▶ What you should do
Reproduce word for word the stretch of the figure descriptions from "The bars overlap, indicating" through "and smoother saddles.".

▶ Extract
The bars overlap, indicating periods when groups coexisted. Below the timeline are fossil images labeled Ammonites, Ceratites, and Goniatites, each showing a coiled shell. Next to the fossils are line diagrams labeled “Saddles” and “Lobes.” Arrows point to these features along the shell suture lines:
- Goniatites show simple, smooth curves.
- Ceratites show more complex patterns, with jagged lobes and smoother saddles.
- Ammonites show highly complex, detailed patterns in both lobes and saddles.
Figure 5.4.2: Protons, neutrons, and electrons in carbon isotopes
This illustration compares three carbon isotopes: carbon-12 (stable), carbon-13 (stable), and carbon-14 (radioactive), showing how differences in neutrons help explain stability and radioactive decay. A labeled key identifies particles, and each atom diagram uses position, labels, and counts rather than color alone. A key on the left labels three particle types:
- electron
- proton
- neutron
Each of the three diagrams shows an atom with a central nucleus and electrons moving in circular orbits around it. In all three atoms, the nucleus contains 6 protons, and this is labeled beneath each diagram. This confirms all three are carbon. The differences are in the number of neutrons:
- carbon-12 (stable) shows 6 protons and 6 neutrons
- carbon-13 (stable) shows 6 protons and 7 neutrons
- carbon-14 (radioactive) shows 6 protons and 8 neutrons
Electrons are shown orbiting each nucleus, with the same number in each diagram, indicating that electron count does not change between isotopes. Each isotope is labeled directly below its diagram with its name and whether it is stable or radioactive. This image illustrates that isotopes of the same element have the same number of protons but different numbers of neutrons, and that these differences affect whether the atom is stable or radioactive.

▶ Given data
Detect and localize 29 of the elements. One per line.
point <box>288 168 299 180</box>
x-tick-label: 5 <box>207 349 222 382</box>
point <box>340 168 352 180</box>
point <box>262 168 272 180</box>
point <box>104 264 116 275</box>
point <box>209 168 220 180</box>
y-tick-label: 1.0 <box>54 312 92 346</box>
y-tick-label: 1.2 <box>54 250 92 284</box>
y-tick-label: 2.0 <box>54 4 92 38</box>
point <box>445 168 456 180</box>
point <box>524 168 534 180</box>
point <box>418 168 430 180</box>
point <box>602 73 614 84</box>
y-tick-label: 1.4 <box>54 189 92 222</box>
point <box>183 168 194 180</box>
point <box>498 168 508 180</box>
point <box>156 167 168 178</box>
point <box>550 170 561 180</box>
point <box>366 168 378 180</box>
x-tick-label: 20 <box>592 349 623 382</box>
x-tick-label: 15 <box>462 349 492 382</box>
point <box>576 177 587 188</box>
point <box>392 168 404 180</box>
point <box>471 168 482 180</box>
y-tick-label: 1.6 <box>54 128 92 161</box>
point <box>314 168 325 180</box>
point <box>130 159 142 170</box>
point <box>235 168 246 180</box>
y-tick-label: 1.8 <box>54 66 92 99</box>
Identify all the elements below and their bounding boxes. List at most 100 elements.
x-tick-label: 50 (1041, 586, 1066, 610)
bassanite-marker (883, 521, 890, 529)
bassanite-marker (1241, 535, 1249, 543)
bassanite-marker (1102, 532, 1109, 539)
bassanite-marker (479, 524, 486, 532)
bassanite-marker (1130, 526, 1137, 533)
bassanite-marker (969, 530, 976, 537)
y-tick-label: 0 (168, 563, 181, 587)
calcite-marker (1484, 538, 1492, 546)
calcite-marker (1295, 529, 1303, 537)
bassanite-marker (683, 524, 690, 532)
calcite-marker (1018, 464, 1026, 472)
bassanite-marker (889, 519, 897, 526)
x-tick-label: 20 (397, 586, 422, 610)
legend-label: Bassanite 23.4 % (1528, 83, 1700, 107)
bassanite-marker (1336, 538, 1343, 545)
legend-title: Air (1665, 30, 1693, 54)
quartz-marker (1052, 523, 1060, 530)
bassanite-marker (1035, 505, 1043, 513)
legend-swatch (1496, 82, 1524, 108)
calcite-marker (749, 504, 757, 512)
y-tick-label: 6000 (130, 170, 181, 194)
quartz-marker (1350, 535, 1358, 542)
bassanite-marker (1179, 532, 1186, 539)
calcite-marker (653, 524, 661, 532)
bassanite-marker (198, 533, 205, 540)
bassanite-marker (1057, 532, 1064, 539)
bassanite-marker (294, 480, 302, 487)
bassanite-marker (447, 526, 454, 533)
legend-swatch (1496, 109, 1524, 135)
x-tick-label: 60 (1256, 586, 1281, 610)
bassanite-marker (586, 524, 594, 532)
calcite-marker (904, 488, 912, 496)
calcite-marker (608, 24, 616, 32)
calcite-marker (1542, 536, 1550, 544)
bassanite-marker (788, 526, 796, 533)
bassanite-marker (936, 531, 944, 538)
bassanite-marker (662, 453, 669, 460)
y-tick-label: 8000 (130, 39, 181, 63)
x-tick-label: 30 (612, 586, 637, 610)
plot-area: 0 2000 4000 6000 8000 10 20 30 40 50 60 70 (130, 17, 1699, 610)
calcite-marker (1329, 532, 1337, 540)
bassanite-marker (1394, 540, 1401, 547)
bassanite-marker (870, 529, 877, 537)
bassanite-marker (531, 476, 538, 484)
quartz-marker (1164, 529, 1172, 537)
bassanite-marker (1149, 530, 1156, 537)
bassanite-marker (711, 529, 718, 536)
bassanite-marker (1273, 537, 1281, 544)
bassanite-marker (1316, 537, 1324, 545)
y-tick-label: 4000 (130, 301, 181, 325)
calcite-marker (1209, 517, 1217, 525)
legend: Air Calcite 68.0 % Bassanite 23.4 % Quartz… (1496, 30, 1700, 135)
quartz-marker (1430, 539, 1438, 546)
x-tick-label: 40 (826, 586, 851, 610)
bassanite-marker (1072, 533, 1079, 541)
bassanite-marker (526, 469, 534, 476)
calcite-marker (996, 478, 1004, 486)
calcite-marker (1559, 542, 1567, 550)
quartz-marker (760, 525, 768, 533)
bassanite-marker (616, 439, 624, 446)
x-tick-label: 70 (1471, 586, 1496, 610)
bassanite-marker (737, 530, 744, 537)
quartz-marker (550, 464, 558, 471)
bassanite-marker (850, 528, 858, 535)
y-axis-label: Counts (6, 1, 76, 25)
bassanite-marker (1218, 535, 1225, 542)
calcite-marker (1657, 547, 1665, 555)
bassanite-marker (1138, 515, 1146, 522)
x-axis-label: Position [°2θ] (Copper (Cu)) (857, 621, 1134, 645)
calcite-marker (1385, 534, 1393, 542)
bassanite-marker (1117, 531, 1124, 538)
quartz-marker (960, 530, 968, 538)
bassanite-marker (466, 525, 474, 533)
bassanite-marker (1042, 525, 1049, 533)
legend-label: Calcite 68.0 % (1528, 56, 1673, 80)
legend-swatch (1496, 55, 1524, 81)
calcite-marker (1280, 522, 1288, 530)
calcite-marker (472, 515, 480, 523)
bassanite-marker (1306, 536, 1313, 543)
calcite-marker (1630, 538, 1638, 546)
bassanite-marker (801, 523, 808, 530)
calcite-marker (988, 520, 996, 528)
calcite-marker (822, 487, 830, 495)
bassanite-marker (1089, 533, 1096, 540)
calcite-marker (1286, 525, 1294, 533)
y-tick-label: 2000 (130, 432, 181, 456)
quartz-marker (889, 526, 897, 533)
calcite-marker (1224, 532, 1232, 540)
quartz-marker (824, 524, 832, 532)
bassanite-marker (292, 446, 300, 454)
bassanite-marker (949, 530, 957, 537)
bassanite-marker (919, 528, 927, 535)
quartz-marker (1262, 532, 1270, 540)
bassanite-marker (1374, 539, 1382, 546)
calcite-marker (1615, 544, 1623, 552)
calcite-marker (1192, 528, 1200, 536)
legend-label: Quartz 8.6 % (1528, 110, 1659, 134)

▶ Answer below
The bars overlap, indicating periods when groups coexisted. Below the timeline are fossil images labeled Ammonites, Ceratites, and Goniatites, each showing a coiled shell. Next to the fossils are line diagrams labeled “Saddles” and “Lobes.” Arrows point to these features along the shell suture lines:
- Goniatites show simple, smooth curves.
- Ceratites show more complex patterns, with jagged lobes and smoother saddles.